Task prompt: Look through the material and copy each line holding "width".

(Records from a collection of figures)
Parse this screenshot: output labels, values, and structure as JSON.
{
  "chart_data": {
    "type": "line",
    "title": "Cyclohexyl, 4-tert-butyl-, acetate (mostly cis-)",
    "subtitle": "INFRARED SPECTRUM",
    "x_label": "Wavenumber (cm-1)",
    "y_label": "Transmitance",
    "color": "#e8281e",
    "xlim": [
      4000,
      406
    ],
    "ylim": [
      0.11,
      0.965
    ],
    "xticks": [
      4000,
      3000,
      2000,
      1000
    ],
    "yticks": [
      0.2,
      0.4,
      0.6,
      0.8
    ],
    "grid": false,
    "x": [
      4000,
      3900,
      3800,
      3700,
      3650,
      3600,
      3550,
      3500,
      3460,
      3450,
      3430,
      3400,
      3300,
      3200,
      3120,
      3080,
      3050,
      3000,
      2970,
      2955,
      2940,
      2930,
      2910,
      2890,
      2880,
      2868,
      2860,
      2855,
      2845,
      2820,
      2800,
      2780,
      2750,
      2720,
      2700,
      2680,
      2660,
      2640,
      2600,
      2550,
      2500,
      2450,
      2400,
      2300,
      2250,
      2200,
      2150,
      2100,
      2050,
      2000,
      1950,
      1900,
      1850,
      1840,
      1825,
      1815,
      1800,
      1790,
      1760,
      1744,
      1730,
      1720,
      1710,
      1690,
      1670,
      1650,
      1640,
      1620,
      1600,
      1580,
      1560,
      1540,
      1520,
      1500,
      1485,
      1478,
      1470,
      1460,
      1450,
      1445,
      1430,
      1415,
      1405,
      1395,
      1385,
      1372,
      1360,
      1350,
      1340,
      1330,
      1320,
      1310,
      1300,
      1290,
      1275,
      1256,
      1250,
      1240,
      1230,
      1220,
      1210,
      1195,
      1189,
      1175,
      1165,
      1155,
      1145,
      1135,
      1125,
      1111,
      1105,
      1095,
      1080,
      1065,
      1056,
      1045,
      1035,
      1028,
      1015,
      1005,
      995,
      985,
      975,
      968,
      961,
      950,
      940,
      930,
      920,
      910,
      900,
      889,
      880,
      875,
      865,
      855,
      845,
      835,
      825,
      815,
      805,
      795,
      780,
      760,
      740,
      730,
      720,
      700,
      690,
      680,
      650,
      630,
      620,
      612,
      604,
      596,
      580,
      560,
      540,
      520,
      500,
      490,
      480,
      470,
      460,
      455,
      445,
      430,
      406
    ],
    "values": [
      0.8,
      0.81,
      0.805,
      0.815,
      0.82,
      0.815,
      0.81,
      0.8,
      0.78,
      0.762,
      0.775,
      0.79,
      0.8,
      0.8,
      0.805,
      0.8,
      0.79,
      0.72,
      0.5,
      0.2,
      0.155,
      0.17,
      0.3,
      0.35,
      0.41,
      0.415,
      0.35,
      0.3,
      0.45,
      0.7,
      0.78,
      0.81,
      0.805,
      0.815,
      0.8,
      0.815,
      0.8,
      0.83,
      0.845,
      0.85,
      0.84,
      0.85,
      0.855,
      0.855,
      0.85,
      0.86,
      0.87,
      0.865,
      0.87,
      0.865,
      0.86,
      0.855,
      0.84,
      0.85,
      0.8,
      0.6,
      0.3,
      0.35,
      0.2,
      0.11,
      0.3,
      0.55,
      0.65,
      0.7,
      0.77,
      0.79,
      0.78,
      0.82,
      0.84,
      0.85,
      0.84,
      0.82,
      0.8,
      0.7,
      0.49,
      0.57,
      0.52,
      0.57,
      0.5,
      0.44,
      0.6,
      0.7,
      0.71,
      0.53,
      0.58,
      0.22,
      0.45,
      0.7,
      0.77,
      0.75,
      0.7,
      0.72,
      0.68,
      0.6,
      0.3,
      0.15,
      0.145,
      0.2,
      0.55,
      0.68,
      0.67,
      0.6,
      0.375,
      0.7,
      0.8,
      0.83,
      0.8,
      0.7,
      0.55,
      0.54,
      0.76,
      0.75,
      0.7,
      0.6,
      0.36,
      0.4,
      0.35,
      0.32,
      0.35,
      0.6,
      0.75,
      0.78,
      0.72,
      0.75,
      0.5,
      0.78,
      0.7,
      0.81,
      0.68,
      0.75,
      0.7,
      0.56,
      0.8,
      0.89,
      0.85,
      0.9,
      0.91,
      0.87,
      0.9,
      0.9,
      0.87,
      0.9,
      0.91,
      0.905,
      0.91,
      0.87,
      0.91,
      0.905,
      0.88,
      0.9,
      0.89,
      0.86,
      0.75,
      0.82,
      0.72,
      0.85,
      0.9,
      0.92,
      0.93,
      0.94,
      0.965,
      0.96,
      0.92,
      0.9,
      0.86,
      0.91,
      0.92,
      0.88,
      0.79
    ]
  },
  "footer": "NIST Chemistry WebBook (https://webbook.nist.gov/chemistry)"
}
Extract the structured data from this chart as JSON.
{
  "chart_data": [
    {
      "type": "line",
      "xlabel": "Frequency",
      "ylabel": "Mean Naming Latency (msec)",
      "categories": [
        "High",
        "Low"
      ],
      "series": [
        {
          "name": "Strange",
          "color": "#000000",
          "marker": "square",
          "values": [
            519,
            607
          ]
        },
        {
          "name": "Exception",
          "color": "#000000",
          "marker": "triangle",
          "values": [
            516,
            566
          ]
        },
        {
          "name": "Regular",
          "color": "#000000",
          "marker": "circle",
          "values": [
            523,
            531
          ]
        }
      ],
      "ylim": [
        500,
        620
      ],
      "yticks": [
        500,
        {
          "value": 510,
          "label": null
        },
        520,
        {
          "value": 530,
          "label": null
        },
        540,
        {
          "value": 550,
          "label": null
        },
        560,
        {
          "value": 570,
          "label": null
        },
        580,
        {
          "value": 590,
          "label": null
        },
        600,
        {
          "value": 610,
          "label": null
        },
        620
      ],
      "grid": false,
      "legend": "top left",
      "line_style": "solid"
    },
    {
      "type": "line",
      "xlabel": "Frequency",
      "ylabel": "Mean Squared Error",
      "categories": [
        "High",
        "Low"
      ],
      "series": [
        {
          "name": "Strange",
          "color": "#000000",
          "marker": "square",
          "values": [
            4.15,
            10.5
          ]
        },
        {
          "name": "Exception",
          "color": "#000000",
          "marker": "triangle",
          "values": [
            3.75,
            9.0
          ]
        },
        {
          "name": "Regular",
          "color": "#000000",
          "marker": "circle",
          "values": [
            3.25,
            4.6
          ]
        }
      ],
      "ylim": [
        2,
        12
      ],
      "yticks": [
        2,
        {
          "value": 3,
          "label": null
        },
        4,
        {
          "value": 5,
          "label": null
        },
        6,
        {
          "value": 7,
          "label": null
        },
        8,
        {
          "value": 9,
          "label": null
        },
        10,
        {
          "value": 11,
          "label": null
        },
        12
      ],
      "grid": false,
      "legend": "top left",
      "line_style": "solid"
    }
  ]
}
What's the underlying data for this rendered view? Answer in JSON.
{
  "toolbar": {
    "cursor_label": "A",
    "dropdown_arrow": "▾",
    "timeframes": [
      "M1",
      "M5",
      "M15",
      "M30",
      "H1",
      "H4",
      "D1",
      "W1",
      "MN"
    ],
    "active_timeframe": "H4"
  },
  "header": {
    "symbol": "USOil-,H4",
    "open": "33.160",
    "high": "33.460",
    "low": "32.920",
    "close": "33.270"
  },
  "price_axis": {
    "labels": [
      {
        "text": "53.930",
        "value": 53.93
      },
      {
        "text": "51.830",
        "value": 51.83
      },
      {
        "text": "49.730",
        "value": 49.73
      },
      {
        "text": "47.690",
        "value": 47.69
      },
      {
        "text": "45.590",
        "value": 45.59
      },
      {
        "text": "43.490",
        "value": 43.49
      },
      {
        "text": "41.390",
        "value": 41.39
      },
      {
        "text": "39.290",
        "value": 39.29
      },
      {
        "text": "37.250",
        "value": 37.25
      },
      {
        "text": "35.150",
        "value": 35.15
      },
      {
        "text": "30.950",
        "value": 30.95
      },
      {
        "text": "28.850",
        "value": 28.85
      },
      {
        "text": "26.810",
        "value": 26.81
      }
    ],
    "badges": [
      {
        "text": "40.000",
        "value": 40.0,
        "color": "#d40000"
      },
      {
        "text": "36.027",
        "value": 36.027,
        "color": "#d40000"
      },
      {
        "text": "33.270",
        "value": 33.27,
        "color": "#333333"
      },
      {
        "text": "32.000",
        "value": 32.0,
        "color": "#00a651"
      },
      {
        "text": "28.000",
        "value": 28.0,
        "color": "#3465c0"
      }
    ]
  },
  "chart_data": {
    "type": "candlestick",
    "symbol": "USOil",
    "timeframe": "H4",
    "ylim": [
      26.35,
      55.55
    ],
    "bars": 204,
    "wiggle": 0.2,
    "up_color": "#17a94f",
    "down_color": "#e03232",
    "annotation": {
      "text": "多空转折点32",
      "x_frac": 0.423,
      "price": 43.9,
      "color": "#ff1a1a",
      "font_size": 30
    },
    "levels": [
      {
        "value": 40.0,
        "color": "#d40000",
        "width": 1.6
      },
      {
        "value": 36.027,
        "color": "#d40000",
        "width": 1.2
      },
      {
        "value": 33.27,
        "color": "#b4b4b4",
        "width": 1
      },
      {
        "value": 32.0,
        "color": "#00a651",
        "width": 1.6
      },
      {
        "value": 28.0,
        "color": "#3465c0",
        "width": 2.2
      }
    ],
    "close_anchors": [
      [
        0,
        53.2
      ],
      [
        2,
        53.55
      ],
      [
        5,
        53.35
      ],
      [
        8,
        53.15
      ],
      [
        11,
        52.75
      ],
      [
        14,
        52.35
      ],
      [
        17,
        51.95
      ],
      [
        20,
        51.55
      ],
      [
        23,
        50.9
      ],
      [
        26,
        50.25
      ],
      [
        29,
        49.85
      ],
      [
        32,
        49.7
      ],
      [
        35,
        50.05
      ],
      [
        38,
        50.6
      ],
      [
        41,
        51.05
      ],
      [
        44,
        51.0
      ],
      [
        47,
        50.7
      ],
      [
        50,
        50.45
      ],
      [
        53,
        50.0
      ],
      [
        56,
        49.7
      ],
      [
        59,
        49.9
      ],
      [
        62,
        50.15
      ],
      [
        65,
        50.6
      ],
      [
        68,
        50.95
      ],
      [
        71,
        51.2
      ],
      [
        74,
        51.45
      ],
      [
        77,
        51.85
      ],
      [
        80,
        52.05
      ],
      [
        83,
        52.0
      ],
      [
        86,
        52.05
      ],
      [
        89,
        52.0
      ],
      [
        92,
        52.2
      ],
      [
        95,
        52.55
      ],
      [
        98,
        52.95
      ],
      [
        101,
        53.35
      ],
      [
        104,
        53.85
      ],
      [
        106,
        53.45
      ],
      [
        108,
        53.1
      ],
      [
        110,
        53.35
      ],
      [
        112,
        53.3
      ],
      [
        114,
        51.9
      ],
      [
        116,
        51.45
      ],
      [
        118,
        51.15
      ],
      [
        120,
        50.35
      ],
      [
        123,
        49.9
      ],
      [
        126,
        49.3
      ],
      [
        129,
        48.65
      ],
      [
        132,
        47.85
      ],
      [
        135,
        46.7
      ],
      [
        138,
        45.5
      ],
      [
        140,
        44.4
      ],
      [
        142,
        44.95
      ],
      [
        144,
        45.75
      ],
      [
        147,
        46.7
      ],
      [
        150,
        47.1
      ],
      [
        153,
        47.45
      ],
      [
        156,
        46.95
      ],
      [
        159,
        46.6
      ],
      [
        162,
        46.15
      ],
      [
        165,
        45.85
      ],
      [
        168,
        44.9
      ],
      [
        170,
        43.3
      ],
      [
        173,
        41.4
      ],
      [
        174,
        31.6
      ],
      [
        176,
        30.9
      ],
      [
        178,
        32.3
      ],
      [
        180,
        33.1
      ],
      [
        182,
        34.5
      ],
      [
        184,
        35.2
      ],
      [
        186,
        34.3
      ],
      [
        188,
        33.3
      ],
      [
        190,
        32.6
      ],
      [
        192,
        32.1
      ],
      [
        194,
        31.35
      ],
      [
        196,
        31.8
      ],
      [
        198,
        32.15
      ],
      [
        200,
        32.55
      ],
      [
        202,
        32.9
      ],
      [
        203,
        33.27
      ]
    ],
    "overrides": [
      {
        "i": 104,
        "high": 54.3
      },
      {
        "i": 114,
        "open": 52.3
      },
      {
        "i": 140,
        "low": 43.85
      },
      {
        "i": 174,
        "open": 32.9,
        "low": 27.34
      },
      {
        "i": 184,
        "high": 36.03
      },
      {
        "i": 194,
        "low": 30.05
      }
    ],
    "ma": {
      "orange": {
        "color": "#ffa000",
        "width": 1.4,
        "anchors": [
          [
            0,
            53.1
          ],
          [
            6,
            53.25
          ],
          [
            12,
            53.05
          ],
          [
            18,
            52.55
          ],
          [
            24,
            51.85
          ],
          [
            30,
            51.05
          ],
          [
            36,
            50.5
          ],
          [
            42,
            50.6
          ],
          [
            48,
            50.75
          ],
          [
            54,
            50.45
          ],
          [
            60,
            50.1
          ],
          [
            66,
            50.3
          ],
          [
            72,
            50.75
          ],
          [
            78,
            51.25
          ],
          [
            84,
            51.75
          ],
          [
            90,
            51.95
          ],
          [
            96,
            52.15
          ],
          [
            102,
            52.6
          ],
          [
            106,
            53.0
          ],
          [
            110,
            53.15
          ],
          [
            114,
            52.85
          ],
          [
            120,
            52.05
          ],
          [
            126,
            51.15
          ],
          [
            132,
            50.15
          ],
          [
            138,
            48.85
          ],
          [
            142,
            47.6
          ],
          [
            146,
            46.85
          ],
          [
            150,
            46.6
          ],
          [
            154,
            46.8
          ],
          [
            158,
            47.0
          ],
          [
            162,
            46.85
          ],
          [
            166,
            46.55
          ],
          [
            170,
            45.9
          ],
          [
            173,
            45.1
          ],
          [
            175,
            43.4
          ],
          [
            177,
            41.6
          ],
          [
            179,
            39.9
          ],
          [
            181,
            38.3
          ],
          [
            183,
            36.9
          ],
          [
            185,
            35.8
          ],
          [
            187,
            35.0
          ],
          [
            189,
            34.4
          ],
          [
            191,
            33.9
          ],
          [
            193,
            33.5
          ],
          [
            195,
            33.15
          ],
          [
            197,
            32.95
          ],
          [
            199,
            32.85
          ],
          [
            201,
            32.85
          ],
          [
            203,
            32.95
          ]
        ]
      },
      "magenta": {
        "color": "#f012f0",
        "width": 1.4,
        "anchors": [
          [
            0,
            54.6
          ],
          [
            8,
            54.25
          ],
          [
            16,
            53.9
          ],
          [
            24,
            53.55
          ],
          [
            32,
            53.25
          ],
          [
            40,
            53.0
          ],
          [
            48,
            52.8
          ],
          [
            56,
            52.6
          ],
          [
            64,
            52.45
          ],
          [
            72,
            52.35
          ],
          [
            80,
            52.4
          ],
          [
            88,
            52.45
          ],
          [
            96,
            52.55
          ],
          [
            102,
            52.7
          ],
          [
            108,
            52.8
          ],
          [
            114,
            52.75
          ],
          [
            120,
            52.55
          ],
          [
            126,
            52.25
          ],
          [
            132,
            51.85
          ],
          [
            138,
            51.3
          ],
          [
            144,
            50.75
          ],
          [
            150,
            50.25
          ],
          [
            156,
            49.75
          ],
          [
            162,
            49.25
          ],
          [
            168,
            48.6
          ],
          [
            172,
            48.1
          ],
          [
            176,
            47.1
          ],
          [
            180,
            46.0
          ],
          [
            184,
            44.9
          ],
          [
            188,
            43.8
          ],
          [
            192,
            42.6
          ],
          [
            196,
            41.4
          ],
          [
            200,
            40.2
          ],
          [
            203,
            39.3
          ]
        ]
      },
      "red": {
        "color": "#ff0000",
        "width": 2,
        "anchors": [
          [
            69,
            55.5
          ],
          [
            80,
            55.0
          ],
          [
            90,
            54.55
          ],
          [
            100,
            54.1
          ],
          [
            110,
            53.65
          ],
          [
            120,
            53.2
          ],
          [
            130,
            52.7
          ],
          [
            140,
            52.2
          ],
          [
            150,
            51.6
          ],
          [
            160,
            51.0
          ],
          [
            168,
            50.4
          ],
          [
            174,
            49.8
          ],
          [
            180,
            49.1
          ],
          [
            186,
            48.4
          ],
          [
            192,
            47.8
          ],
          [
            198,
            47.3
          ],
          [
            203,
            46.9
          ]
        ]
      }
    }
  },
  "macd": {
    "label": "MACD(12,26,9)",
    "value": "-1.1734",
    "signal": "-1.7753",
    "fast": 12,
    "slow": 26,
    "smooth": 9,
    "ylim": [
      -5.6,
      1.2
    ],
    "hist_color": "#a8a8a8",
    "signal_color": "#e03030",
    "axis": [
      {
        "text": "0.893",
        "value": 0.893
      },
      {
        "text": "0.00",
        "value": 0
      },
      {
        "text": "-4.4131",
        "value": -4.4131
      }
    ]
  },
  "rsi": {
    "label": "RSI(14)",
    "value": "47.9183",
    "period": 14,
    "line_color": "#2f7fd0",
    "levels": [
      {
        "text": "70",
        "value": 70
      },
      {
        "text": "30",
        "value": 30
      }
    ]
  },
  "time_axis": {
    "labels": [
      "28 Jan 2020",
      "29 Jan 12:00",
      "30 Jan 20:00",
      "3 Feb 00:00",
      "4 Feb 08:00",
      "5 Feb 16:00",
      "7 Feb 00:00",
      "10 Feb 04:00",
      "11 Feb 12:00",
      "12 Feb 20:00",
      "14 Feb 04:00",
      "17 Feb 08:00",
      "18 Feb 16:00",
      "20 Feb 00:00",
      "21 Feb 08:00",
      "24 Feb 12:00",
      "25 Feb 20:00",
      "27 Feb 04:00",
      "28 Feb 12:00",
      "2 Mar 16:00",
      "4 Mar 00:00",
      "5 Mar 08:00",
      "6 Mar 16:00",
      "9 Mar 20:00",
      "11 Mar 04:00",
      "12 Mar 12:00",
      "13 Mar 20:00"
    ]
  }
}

Task result:
        "width": 1.6
        "width": 1.2
        "width": 1
        "width": 1.6
        "width": 2.2
        "width": 1.4,
        "width": 1.4,
        "width": 2,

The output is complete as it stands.